[GIVEN REQUEST]
Your answer should be a single number: the count of lines containing the string "Standard".

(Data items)
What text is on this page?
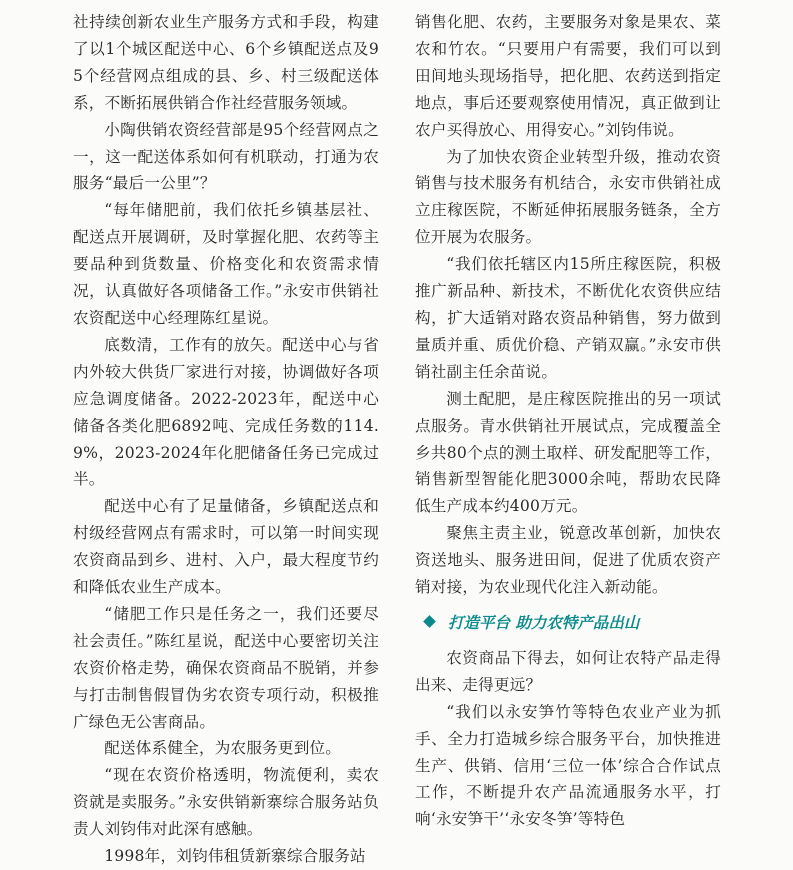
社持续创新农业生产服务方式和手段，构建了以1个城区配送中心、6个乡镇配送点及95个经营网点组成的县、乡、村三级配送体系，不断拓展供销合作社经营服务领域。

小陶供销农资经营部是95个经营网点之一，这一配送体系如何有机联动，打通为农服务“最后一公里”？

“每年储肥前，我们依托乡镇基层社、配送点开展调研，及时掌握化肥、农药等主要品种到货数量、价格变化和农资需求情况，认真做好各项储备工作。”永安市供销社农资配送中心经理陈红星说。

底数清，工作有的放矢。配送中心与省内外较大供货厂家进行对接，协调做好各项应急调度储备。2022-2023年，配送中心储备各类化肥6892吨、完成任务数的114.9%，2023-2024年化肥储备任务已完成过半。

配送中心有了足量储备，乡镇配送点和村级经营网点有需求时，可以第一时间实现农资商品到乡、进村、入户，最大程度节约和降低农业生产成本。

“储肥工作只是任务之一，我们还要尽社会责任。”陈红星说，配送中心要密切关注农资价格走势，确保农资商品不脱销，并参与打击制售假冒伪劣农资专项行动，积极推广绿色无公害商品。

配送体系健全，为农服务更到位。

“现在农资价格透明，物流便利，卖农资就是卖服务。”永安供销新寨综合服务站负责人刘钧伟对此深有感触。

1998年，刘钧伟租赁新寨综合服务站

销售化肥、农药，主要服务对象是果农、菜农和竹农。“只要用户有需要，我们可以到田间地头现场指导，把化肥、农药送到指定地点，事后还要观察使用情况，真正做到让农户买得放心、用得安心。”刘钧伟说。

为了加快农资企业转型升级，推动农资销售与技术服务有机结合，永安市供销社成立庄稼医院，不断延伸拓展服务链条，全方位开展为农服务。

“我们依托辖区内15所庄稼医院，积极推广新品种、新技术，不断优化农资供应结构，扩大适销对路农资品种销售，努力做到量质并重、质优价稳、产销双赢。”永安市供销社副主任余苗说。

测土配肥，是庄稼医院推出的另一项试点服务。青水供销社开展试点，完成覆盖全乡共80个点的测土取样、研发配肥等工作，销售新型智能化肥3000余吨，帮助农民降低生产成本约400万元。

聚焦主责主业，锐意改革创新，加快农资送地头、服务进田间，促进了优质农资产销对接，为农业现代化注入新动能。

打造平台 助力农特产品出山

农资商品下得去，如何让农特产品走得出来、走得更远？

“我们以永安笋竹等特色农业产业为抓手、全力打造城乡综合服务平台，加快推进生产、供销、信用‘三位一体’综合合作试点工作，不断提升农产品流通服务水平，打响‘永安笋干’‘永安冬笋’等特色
--
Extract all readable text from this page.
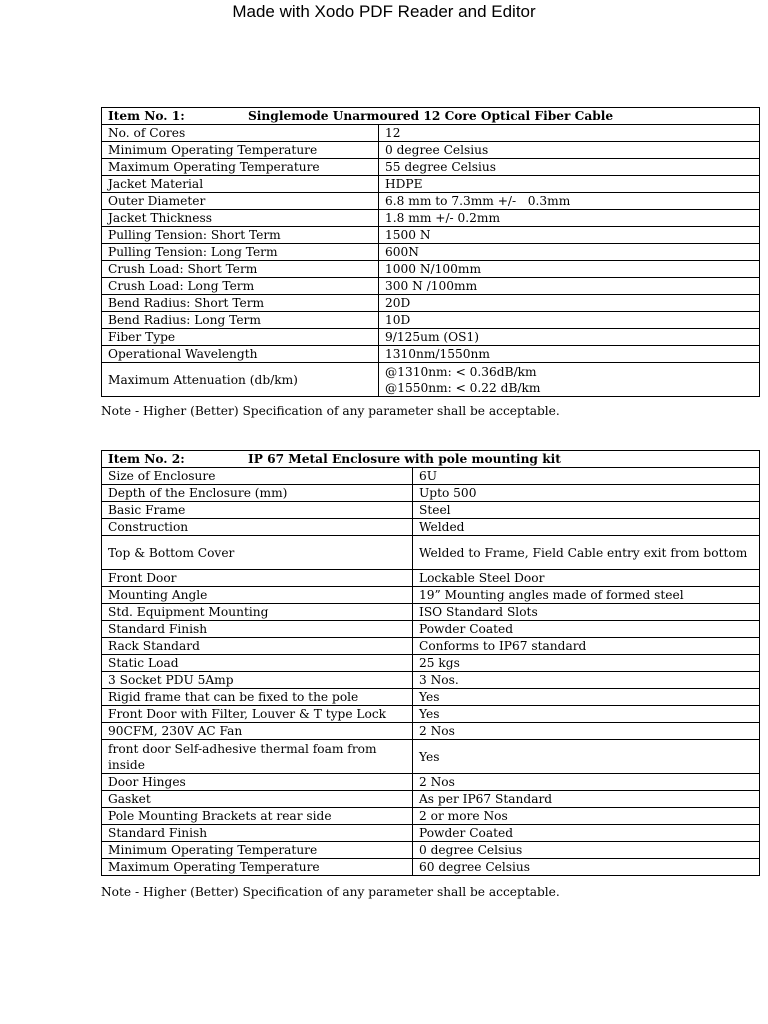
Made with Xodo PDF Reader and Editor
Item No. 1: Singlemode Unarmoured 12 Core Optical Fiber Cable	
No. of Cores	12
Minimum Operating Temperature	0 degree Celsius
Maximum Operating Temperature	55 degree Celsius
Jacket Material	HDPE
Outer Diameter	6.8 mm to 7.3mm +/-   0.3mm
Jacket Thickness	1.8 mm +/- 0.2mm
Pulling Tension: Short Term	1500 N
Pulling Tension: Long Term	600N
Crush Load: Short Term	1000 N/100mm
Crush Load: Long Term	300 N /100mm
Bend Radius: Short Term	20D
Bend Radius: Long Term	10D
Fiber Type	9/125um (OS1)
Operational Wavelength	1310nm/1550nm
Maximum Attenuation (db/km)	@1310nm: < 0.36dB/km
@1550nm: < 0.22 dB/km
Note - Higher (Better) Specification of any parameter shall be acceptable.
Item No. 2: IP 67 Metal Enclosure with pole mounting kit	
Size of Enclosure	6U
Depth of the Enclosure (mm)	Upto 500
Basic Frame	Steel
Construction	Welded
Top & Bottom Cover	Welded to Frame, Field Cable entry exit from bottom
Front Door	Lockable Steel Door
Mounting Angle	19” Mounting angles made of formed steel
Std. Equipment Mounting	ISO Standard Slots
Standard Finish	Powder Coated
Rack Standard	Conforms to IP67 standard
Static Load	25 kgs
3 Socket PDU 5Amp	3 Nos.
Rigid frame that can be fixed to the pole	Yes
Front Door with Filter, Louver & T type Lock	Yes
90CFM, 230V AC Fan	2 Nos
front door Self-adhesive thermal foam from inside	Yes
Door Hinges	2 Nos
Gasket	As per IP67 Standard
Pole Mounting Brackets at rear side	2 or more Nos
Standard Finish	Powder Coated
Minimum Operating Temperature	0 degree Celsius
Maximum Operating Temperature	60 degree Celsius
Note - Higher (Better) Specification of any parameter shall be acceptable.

[COMPLETED TASK]
5